_DESCRIPTION OF THE TASK_
Report each line of the data below that contains the string "Burger", reproducing every such line in full.

_Records_
%%
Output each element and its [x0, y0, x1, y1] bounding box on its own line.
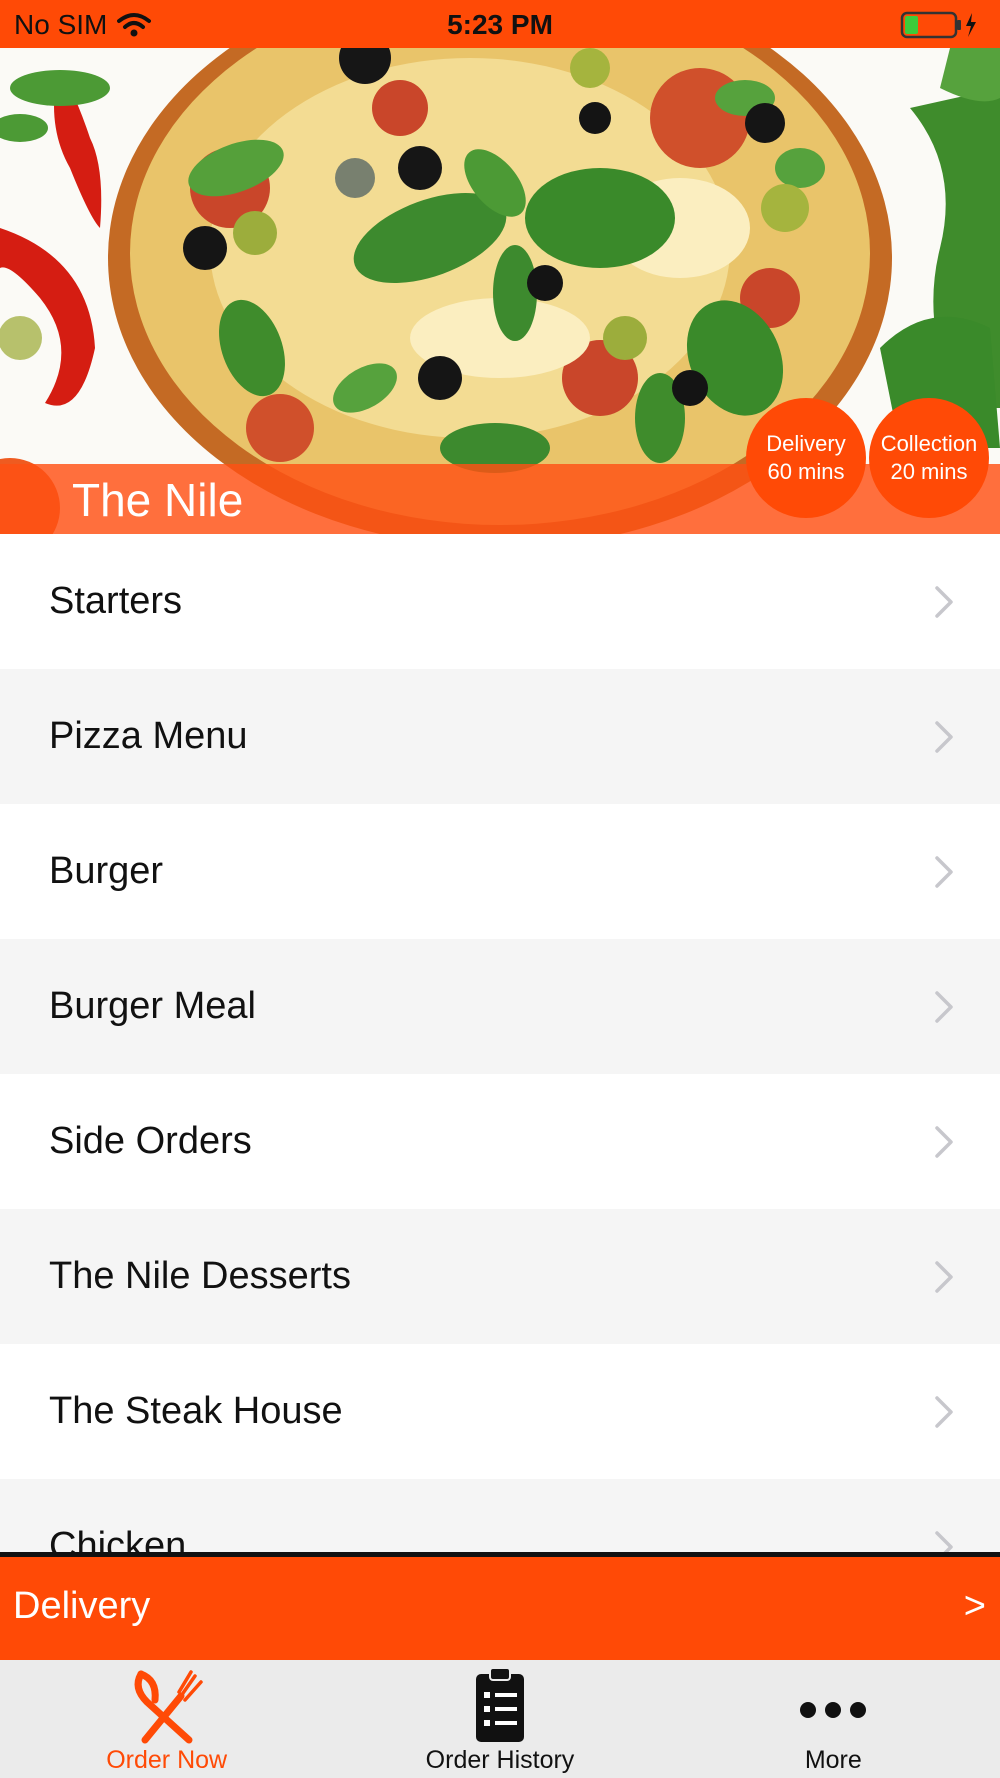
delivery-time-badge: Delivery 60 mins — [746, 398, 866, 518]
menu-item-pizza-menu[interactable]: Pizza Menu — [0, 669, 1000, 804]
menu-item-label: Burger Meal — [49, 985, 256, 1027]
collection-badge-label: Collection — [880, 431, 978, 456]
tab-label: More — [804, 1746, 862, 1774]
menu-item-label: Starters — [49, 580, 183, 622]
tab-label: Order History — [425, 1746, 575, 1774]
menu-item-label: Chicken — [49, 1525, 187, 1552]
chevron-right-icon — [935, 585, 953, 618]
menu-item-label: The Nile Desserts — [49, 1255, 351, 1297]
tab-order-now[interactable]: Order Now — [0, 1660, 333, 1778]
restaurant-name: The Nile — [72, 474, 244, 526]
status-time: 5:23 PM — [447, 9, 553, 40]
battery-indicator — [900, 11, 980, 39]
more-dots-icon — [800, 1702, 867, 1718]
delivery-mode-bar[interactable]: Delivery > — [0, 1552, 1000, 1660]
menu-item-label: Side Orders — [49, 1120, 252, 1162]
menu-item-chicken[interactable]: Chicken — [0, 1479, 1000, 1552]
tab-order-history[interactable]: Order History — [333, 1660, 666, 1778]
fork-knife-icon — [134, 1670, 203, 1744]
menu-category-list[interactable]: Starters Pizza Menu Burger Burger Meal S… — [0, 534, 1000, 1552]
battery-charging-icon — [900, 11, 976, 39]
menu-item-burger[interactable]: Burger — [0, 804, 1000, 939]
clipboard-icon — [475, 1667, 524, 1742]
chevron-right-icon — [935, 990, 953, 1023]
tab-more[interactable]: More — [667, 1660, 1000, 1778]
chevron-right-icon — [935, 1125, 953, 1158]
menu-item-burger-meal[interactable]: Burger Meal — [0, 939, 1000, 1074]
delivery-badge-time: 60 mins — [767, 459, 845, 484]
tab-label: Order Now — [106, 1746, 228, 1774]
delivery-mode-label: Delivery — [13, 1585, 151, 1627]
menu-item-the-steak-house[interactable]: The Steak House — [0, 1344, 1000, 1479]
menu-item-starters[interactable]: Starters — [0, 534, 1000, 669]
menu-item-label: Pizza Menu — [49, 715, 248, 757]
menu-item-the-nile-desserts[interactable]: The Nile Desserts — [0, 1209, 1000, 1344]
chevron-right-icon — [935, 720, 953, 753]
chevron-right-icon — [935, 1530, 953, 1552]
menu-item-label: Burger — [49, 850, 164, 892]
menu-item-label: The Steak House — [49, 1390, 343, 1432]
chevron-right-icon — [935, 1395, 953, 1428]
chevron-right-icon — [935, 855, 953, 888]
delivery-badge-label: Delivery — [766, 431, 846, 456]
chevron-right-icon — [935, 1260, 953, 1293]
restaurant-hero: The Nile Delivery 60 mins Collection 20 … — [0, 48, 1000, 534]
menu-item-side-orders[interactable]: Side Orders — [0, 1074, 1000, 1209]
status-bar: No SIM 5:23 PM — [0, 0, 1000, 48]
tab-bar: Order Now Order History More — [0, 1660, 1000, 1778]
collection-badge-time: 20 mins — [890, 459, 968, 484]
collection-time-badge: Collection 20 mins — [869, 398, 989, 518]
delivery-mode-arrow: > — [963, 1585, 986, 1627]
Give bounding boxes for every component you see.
%%
%%
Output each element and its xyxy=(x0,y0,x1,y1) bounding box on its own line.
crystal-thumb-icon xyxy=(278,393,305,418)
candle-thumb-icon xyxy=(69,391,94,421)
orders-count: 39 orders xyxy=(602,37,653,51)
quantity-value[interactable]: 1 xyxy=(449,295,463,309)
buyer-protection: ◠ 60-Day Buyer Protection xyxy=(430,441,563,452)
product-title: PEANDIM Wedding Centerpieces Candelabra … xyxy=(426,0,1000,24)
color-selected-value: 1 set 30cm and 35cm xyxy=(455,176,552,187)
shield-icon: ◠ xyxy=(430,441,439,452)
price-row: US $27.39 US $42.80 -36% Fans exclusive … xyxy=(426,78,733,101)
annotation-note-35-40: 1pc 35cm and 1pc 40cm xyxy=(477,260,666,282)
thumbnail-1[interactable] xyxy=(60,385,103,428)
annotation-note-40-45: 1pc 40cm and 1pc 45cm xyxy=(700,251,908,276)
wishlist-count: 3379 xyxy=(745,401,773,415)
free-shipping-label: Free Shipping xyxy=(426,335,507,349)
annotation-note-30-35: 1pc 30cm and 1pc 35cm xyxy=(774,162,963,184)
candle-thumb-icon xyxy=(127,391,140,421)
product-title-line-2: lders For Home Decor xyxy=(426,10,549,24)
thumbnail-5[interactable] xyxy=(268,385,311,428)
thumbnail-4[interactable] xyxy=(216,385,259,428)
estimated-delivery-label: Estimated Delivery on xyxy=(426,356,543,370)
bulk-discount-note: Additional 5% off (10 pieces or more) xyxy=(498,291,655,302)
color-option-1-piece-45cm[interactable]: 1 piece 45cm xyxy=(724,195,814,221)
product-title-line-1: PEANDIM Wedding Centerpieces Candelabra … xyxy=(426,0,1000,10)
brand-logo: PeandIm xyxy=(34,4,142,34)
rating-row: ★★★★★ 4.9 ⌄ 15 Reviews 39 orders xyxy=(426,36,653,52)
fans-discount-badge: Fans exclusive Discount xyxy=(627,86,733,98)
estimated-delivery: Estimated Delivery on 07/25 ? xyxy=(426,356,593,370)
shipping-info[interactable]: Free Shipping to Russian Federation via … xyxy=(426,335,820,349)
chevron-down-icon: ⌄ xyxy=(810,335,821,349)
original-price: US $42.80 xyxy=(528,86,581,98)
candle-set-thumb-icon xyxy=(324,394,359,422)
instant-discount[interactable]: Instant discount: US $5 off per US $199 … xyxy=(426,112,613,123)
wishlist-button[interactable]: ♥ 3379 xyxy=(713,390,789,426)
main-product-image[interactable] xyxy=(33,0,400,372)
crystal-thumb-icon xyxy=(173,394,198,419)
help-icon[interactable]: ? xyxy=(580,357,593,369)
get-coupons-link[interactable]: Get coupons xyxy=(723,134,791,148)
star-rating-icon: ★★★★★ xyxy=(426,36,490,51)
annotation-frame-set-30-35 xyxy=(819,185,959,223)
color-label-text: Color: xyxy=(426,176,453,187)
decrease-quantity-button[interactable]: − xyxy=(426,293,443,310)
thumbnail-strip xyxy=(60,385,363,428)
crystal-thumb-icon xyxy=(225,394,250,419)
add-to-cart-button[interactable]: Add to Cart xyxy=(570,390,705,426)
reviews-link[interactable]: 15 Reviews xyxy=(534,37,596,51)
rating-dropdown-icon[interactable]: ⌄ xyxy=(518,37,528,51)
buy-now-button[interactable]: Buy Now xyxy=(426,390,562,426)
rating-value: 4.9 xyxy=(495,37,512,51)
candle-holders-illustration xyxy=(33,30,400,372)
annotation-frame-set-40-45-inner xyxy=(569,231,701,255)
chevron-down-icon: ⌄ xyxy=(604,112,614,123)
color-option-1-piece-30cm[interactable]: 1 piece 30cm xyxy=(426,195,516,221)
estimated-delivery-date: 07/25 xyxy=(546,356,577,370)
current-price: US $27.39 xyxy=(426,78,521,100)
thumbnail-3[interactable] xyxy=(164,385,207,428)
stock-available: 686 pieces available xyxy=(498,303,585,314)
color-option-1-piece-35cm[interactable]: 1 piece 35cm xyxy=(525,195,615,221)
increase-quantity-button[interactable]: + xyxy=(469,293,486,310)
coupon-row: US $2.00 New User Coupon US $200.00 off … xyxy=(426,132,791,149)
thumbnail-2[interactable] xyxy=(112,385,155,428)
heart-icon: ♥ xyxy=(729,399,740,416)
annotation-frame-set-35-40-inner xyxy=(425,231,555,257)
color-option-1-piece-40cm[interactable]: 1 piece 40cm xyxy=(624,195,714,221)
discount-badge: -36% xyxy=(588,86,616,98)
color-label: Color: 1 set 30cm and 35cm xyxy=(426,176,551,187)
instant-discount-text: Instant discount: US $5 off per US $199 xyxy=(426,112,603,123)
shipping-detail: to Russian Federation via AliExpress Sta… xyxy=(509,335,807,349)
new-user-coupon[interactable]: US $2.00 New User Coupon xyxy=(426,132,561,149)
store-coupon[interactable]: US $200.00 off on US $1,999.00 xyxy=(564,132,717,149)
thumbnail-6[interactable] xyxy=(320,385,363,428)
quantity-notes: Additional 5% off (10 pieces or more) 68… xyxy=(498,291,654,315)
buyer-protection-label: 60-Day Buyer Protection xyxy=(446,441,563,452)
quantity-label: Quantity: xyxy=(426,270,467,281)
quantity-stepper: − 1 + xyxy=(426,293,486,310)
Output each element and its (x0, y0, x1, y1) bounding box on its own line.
%%
%%
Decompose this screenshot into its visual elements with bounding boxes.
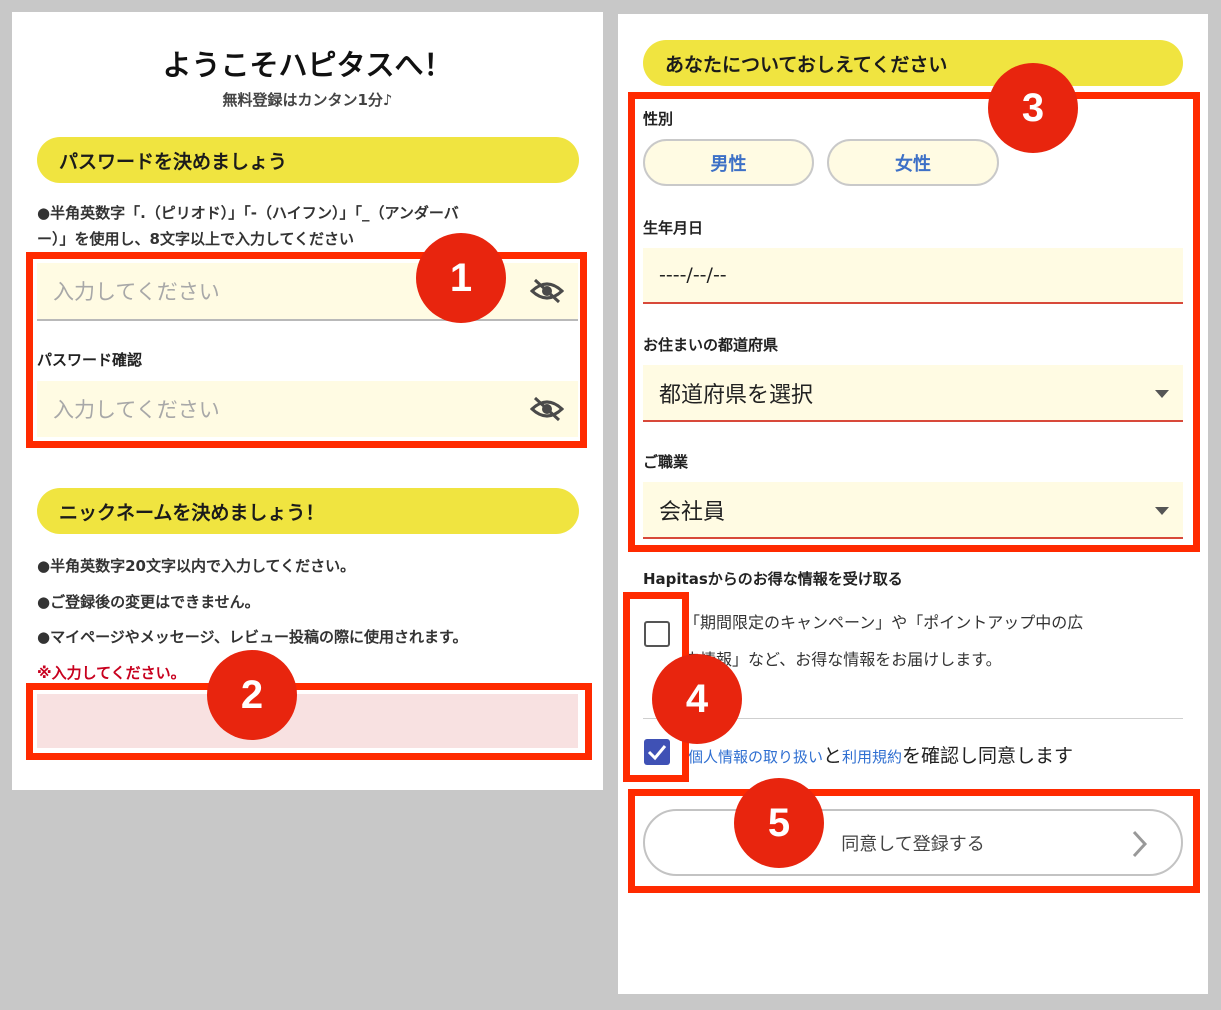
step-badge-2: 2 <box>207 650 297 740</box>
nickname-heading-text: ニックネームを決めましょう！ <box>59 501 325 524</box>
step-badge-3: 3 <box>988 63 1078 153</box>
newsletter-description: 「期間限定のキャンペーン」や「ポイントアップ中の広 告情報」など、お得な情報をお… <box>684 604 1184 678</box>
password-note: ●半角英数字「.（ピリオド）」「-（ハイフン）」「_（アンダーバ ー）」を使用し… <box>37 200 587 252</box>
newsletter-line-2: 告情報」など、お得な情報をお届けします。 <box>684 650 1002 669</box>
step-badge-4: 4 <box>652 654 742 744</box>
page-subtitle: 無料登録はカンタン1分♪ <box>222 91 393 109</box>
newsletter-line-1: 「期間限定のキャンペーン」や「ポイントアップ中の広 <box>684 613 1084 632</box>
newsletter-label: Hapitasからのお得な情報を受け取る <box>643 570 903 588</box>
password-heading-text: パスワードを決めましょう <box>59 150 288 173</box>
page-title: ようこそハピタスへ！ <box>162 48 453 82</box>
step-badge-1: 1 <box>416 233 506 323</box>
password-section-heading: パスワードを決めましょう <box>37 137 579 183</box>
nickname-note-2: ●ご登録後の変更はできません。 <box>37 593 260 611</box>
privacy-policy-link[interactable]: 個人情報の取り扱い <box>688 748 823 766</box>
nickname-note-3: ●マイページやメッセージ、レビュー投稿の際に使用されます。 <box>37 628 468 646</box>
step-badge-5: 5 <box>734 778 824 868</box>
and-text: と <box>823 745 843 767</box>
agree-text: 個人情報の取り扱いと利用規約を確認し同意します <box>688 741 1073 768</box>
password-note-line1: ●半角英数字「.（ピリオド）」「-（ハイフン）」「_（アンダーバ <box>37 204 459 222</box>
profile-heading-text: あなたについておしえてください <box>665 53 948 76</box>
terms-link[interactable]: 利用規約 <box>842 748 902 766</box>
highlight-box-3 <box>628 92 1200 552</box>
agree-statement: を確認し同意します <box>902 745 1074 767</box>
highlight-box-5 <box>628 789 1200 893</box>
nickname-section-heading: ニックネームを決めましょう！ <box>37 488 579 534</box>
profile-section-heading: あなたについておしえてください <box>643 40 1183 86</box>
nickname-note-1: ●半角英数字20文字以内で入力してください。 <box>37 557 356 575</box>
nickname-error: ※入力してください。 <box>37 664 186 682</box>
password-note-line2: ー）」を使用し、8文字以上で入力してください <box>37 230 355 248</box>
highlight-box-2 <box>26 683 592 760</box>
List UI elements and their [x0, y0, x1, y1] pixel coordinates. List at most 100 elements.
%%
_RESULT FOR THIS EXERCISE_
menu-item-label: Burger Meal — [49, 985, 256, 1027]
menu-category-list[interactable]: Starters Pizza Menu Burger Burger Meal S… — [0, 534, 1000, 1552]
menu-item-burger[interactable]: Burger — [0, 804, 1000, 939]
menu-item-burger-meal[interactable]: Burger Meal — [0, 939, 1000, 1074]
menu-item-label: Burger — [49, 850, 164, 892]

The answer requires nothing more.